• [Passage given]:
——
Alllison is actually doing pretty well. Her Spanish is improving so she feels more confident. Her grades are good. She came home with an A in math this week, and it was the hard stuff--triple digit multiplication and fractions. She has plenty of friends, and a boy with a crush on her. Lunch continues to be a problem. There is no cafeteria, no hot lunches, no milk cart. I am burdened with the daily task of preparing something nutritious and interesting. I hate that.

The curriculum can't compare to what we'd get back home, but we're not there for that. For all that is lacking in resources and amenities there is so much on the side of good will. The children are so sweet and accepting, respectful and helpful. The don't have attitudes. I feel good about her being there.

Before we returned here I visited and pre-enrolled her in a private school in Kansas City where her cousins attend. The school has a Harry Potter aura to me as far as it's campus setting. It was founded at the turn of the 20th century and has the look of an ivy-league school that exudes prestige and good taste. I think I just like it for the architecture. My thinking was that we'd put her there this fall, you know, finally be serious parents and get her in a serious school. Yet, when I think about really settling down to it, I hesitate. As wonderful an education it will offer, there is much to be said about the one she's getting here at Colegio Calafia. Even with it's third world disadvantages, it is something uniquely special.
——
• [Information supplied]:
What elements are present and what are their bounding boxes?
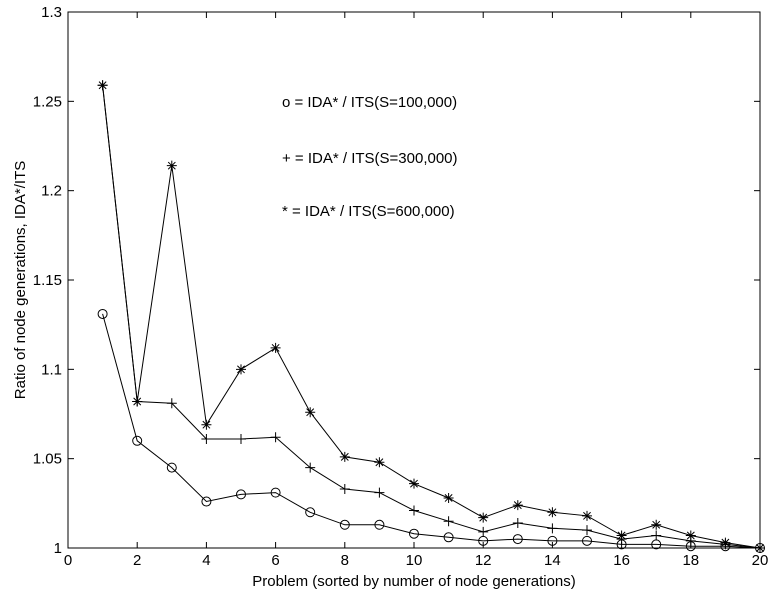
——
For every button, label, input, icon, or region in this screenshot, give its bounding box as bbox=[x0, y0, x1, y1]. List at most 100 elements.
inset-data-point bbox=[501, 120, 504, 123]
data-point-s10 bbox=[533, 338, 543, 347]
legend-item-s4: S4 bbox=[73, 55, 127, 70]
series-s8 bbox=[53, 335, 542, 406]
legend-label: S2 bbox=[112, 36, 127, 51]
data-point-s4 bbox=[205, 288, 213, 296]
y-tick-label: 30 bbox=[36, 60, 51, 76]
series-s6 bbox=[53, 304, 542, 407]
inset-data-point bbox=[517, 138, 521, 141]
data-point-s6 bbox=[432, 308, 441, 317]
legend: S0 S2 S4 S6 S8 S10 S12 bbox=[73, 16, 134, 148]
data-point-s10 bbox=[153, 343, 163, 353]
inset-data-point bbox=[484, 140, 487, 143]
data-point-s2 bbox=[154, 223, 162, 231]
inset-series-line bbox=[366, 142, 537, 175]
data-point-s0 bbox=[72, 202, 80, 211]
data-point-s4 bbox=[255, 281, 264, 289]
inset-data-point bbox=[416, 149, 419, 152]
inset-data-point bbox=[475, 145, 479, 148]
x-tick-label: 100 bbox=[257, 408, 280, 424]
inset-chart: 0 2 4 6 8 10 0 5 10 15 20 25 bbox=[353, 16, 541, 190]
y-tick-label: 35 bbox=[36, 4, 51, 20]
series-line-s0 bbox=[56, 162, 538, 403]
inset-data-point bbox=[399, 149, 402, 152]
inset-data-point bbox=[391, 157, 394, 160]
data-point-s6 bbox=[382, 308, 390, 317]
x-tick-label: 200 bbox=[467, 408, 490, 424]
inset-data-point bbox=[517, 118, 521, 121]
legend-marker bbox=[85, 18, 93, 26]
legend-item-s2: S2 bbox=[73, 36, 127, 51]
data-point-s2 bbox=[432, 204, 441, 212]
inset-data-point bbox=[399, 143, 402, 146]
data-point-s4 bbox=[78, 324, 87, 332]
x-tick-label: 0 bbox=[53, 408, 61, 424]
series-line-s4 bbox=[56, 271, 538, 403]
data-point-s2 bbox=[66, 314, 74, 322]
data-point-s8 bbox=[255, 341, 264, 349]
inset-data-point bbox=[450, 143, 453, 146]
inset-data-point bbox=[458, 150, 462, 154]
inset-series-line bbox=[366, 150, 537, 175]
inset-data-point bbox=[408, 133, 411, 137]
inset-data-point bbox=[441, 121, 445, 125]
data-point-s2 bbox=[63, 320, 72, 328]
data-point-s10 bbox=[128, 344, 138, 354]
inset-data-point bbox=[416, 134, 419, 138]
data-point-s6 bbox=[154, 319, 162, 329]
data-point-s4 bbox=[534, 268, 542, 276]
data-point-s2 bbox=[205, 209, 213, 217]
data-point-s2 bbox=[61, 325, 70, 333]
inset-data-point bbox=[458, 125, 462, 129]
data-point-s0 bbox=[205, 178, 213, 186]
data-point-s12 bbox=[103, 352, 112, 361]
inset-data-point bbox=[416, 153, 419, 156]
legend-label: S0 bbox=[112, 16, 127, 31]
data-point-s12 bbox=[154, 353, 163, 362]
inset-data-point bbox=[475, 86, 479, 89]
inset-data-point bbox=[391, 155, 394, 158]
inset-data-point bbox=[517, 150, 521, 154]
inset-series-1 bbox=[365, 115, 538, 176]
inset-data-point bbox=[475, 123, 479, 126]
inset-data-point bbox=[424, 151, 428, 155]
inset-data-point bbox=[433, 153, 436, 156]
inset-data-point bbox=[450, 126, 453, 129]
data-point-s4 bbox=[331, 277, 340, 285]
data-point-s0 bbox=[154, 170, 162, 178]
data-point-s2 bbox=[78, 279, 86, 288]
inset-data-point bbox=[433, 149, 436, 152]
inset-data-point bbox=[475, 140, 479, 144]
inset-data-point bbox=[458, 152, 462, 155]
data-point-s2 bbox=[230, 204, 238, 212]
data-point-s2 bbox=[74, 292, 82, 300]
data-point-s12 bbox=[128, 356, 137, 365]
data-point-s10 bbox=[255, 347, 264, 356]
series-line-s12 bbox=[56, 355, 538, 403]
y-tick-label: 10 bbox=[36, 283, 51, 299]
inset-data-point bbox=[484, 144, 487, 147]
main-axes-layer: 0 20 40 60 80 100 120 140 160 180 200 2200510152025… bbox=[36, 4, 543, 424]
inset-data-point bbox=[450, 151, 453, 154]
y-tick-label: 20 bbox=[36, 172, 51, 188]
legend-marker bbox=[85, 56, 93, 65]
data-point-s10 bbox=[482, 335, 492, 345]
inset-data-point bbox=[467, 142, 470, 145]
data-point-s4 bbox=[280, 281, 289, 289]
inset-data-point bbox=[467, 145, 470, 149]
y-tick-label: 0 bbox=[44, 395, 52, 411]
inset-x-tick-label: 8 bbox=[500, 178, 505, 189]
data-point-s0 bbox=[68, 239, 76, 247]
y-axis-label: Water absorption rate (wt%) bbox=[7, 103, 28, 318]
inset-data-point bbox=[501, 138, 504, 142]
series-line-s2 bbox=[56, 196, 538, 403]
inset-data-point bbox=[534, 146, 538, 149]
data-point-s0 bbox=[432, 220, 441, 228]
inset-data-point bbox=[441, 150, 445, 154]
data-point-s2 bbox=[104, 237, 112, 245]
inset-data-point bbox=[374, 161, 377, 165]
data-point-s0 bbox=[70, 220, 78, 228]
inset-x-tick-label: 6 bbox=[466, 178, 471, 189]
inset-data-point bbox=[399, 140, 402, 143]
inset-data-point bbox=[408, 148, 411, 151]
——
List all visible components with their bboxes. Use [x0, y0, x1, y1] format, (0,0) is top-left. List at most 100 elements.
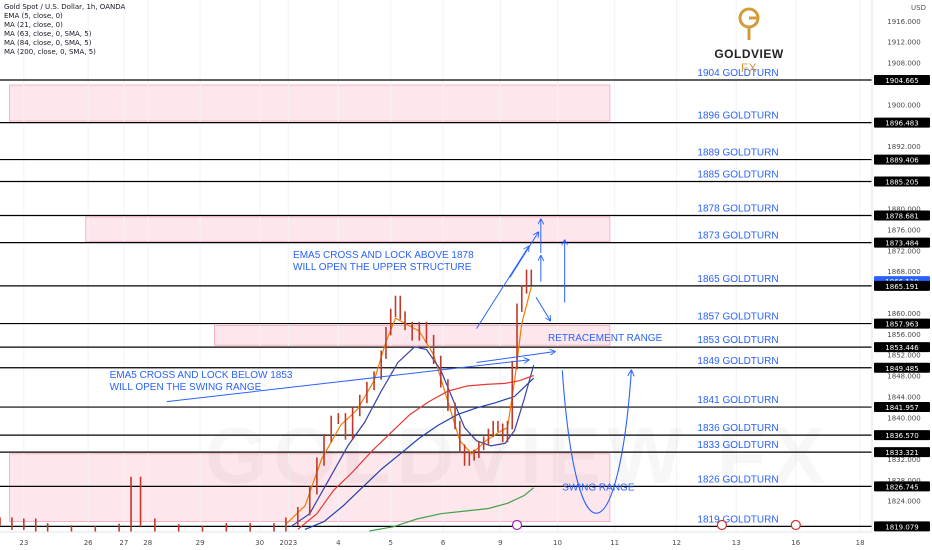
——
• [The tasks]:
1. Please rewrite the paragraph of the school passage that begins "Before we returned here" as a short list, keeping its main facts.
2. Carry the school passage forward from its last sentence.

• [Answers to the exercise]:
1.
- Before returning, the writer visited a private school in Kansas City that the child's cousins attend and pre-enrolled her there.
- The school was founded at the turn of the 20th century. Its campus has a Harry Potter feel and the prestigious look of an Ivy League school, though the writer admits liking it mainly for the architecture.
- The plan was to move her there this fall and finally get serious about her schooling.
- The writer now hesitates, because her education at Colegio Calafia is uniquely special despite its third-world disadvantages.

2.
I hope she looks back on these days with fondness and gratitude. If nothing else, she will return to American schools with an appreciation, I hope, for all the abundance and high standards that money can buy. But then, even the poorest of U.S. schools has soap and paper towels in the bathrooms. Heck, any school in the U.S. will seem rich to her after this.


Wil said...

Kelli, I went to school in Guadalajara. I do believe your thinking is correct.

Keep her in Mexican schools as long as possible, until high school if practical. Plenty of time then, in an academically rigorous venue, to get the grades that the best colleges expect. Meanwhile, get her grounded in the basics in Collegia, learning language skills, mathematics, world history as well as the necessary social skills acquired when one is a minority. Supplement at home with English grammar, vocabulary, word useage and English literature via a reading list. She'll be a better person for it and that is the true responsibility of parenthood.

kelli said...

Thank you so much for your comment and advice. You "get it." We do believe we are doing right by our daughter to give her this unique opportunity. As far as supplementing her curriculum, we are doing that too and planning more of it.
We think she is a lucky little girl.